Request | Every line that includes the word "text" is to be listed.

── Data for the task ──

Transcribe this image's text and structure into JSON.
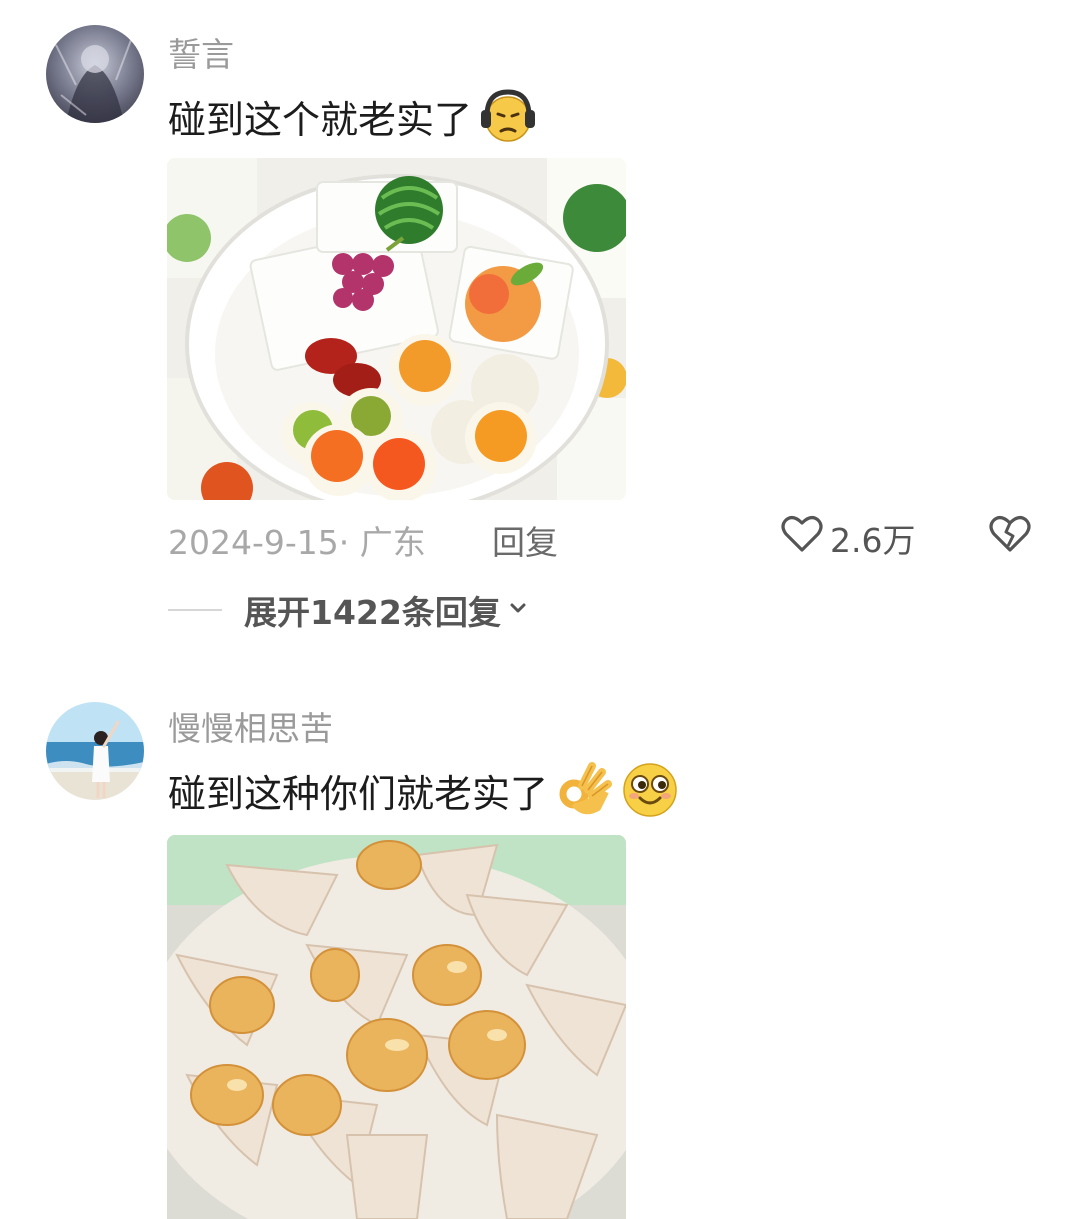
{
  "comments": [
    {
      "username": "誓言",
      "text": "碰到这个就老实了",
      "emojis": [
        "headphones-face-emoji"
      ],
      "date_location": "2024-9-15· 广东",
      "reply_label": "回复",
      "like_count": "2.6万",
      "expand_label": "展开1422条回复"
    },
    {
      "username": "慢慢相思苦",
      "text": "碰到这种你们就老实了",
      "emojis": [
        "ok-hand-emoji",
        "smiling-face-emoji"
      ]
    }
  ],
  "icons": {
    "like": "heart-outline-icon",
    "dislike": "broken-heart-icon",
    "expand": "chevron-down-icon"
  }
}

───

Output of the task |
Transcribe this image's text and structure into JSON.
      "text": "碰到这个就老实了",
      "text": "碰到这种你们就老实了",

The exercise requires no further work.